→ Stated exercise: Can you transcribe every line exactly and leave the pictures behind?

→ Information shown:
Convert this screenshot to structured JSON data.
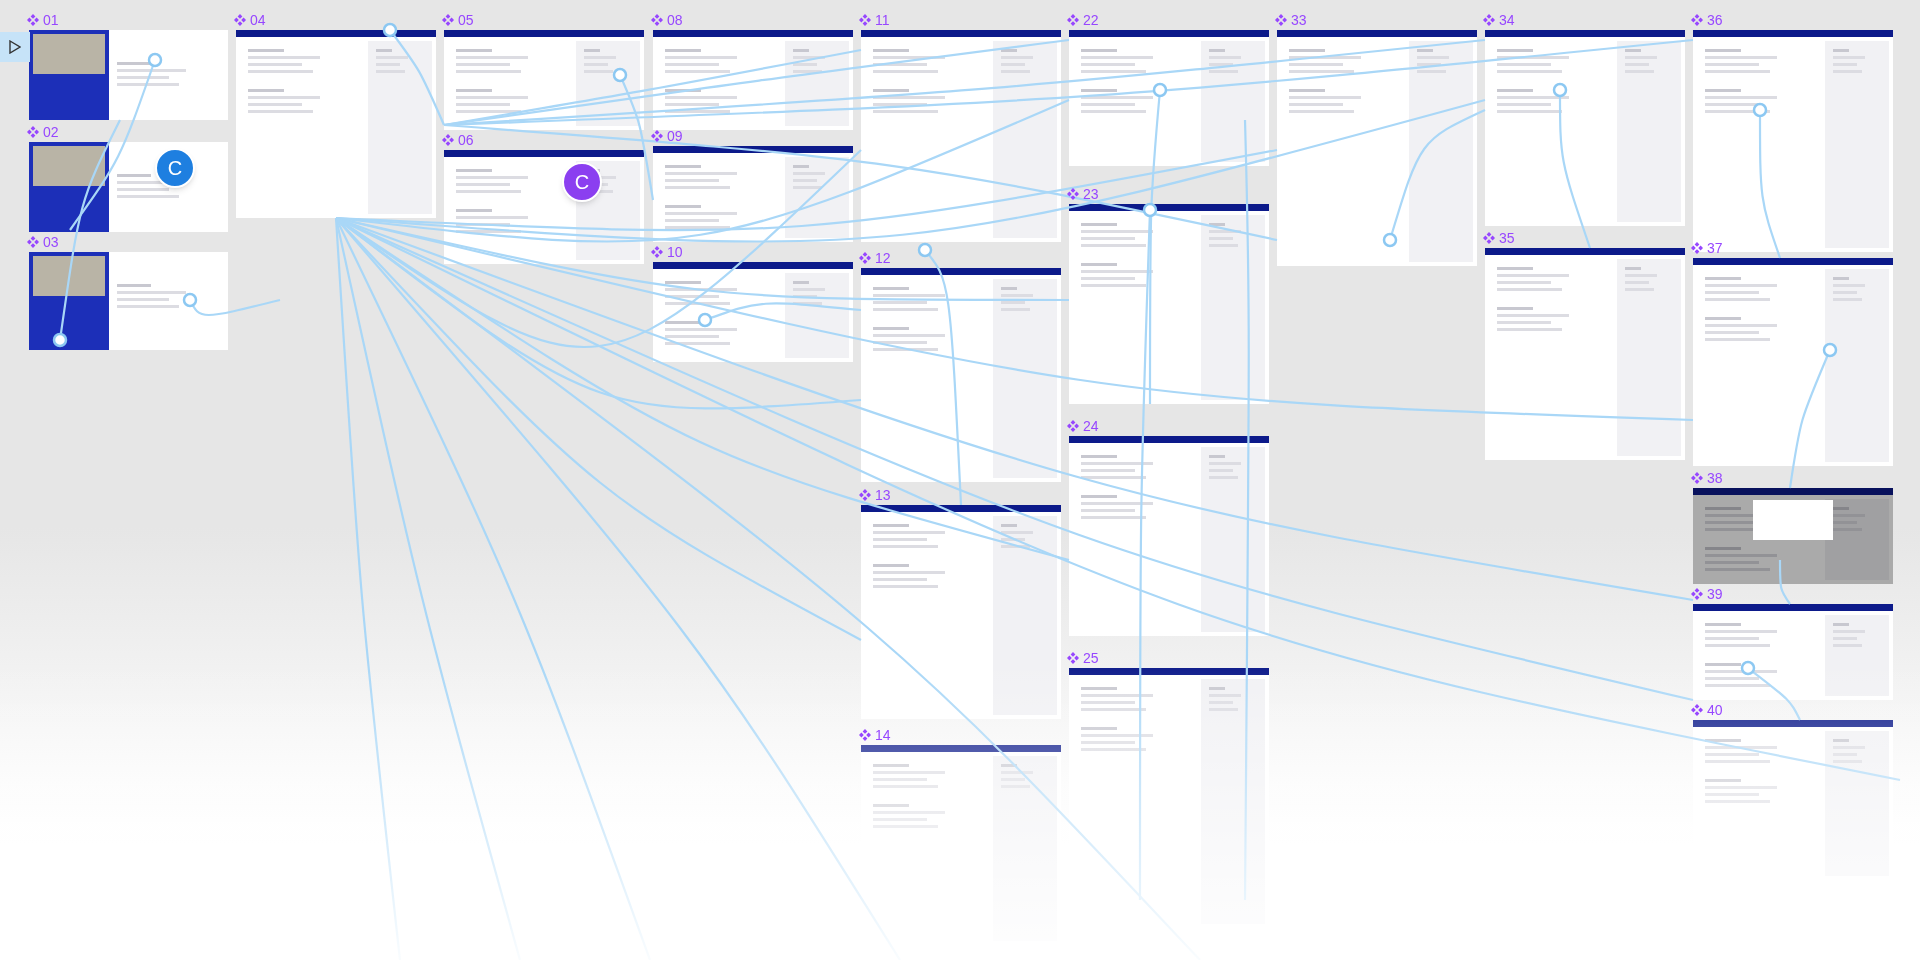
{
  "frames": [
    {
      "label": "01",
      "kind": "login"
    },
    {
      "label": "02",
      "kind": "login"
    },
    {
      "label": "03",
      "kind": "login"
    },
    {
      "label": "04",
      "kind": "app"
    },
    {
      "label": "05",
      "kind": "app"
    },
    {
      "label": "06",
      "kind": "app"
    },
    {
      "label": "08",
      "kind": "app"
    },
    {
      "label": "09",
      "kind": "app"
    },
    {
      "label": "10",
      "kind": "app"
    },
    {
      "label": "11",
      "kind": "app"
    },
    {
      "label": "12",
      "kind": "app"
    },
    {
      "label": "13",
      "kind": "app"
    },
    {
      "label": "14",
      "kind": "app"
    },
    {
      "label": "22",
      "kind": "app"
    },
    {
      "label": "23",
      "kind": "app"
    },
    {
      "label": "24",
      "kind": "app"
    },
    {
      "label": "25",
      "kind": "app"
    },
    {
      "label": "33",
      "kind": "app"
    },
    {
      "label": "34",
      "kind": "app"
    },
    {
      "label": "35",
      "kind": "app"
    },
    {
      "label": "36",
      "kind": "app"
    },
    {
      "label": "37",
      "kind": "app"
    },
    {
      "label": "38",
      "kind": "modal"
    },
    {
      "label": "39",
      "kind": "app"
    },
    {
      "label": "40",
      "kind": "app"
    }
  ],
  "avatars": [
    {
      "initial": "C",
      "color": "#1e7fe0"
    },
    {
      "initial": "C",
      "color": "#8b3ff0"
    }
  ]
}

→ Written solution:
Convert this screenshot to structured JSON data.
{
  "frames": [
    {
      "label": "01",
      "kind": "login"
    },
    {
      "label": "02",
      "kind": "login"
    },
    {
      "label": "03",
      "kind": "login"
    },
    {
      "label": "04",
      "kind": "app"
    },
    {
      "label": "05",
      "kind": "app"
    },
    {
      "label": "06",
      "kind": "app"
    },
    {
      "label": "08",
      "kind": "app"
    },
    {
      "label": "09",
      "kind": "app"
    },
    {
      "label": "10",
      "kind": "app"
    },
    {
      "label": "11",
      "kind": "app"
    },
    {
      "label": "12",
      "kind": "app"
    },
    {
      "label": "13",
      "kind": "app"
    },
    {
      "label": "14",
      "kind": "app"
    },
    {
      "label": "22",
      "kind": "app"
    },
    {
      "label": "23",
      "kind": "app"
    },
    {
      "label": "24",
      "kind": "app"
    },
    {
      "label": "25",
      "kind": "app"
    },
    {
      "label": "33",
      "kind": "app"
    },
    {
      "label": "34",
      "kind": "app"
    },
    {
      "label": "35",
      "kind": "app"
    },
    {
      "label": "36",
      "kind": "app"
    },
    {
      "label": "37",
      "kind": "app"
    },
    {
      "label": "38",
      "kind": "modal"
    },
    {
      "label": "39",
      "kind": "app"
    },
    {
      "label": "40",
      "kind": "app"
    }
  ],
  "avatars": [
    {
      "initial": "C",
      "color": "#1e7fe0"
    },
    {
      "initial": "C",
      "color": "#8b3ff0"
    }
  ]
}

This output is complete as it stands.